**WHAT TO DO:** The data below should be printed in full, exactly, and without any of its images.

Saved entries:
═══

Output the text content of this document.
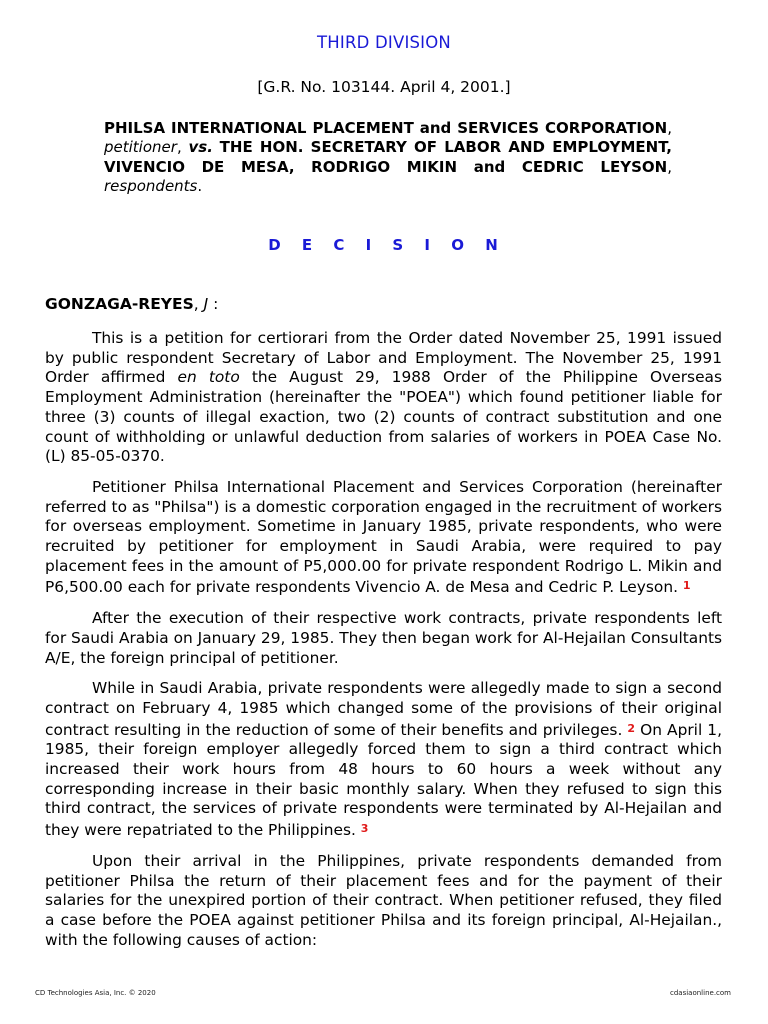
THIRD DIVISION
[G.R. No. 103144. April 4, 2001.]
PHILSA INTERNATIONAL PLACEMENT and SERVICES CORPORATION, petitioner, vs. THE HON. SECRETARY OF LABOR AND EMPLOYMENT, VIVENCIO DE MESA, RODRIGO MIKIN and CEDRIC LEYSON, respondents.
D E C I S I O N
GONZAGA-REYES, J :

This is a petition for certiorari from the Order dated November 25, 1991 issued by public respondent Secretary of Labor and Employment. The November 25, 1991 Order affirmed en toto the August 29, 1988 Order of the Philippine Overseas Employment Administration (hereinafter the "POEA") which found petitioner liable for three (3) counts of illegal exaction, two (2) counts of contract substitution and one count of withholding or unlawful deduction from salaries of workers in POEA Case No. (L) 85-05-0370.

Petitioner Philsa International Placement and Services Corporation (hereinafter referred to as "Philsa") is a domestic corporation engaged in the recruitment of workers for overseas employment. Sometime in January 1985, private respondents, who were recruited by petitioner for employment in Saudi Arabia, were required to pay placement fees in the amount of P5,000.00 for private respondent Rodrigo L. Mikin and P6,500.00 each for private respondents Vivencio A. de Mesa and Cedric P. Leyson. 1

After the execution of their respective work contracts, private respondents left for Saudi Arabia on January 29, 1985. They then began work for Al-Hejailan Consultants A/E, the foreign principal of petitioner.

While in Saudi Arabia, private respondents were allegedly made to sign a second contract on February 4, 1985 which changed some of the provisions of their original contract resulting in the reduction of some of their benefits and privileges. 2 On April 1, 1985, their foreign employer allegedly forced them to sign a third contract which increased their work hours from 48 hours to 60 hours a week without any corresponding increase in their basic monthly salary. When they refused to sign this third contract, the services of private respondents were terminated by Al-Hejailan and they were repatriated to the Philippines. 3

Upon their arrival in the Philippines, private respondents demanded from petitioner Philsa the return of their placement fees and for the payment of their salaries for the unexpired portion of their contract. When petitioner refused, they filed a case before the POEA against petitioner Philsa and its foreign principal, Al-Hejailan., with the following causes of action:

CD Technologies Asia, Inc. © 2020	cdasiaonline.com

═══

**FINAL RESULT:**
Output the text content of this document.
THIRD DIVISION
[G.R. No. 103144. April 4, 2001.]
PHILSA INTERNATIONAL PLACEMENT and SERVICES CORPORATION, petitioner, vs. THE HON. SECRETARY OF LABOR AND EMPLOYMENT, VIVENCIO DE MESA, RODRIGO MIKIN and CEDRIC LEYSON, respondents.
D E C I S I O N
GONZAGA-REYES, J :

This is a petition for certiorari from the Order dated November 25, 1991 issued by public respondent Secretary of Labor and Employment. The November 25, 1991 Order affirmed en toto the August 29, 1988 Order of the Philippine Overseas Employment Administration (hereinafter the "POEA") which found petitioner liable for three (3) counts of illegal exaction, two (2) counts of contract substitution and one count of withholding or unlawful deduction from salaries of workers in POEA Case No. (L) 85-05-0370.

Petitioner Philsa International Placement and Services Corporation (hereinafter referred to as "Philsa") is a domestic corporation engaged in the recruitment of workers for overseas employment. Sometime in January 1985, private respondents, who were recruited by petitioner for employment in Saudi Arabia, were required to pay placement fees in the amount of P5,000.00 for private respondent Rodrigo L. Mikin and P6,500.00 each for private respondents Vivencio A. de Mesa and Cedric P. Leyson. 1

After the execution of their respective work contracts, private respondents left for Saudi Arabia on January 29, 1985. They then began work for Al-Hejailan Consultants A/E, the foreign principal of petitioner.

While in Saudi Arabia, private respondents were allegedly made to sign a second contract on February 4, 1985 which changed some of the provisions of their original contract resulting in the reduction of some of their benefits and privileges. 2 On April 1, 1985, their foreign employer allegedly forced them to sign a third contract which increased their work hours from 48 hours to 60 hours a week without any corresponding increase in their basic monthly salary. When they refused to sign this third contract, the services of private respondents were terminated by Al-Hejailan and they were repatriated to the Philippines. 3

Upon their arrival in the Philippines, private respondents demanded from petitioner Philsa the return of their placement fees and for the payment of their salaries for the unexpired portion of their contract. When petitioner refused, they filed a case before the POEA against petitioner Philsa and its foreign principal, Al-Hejailan., with the following causes of action:

CD Technologies Asia, Inc. © 2020	cdasiaonline.com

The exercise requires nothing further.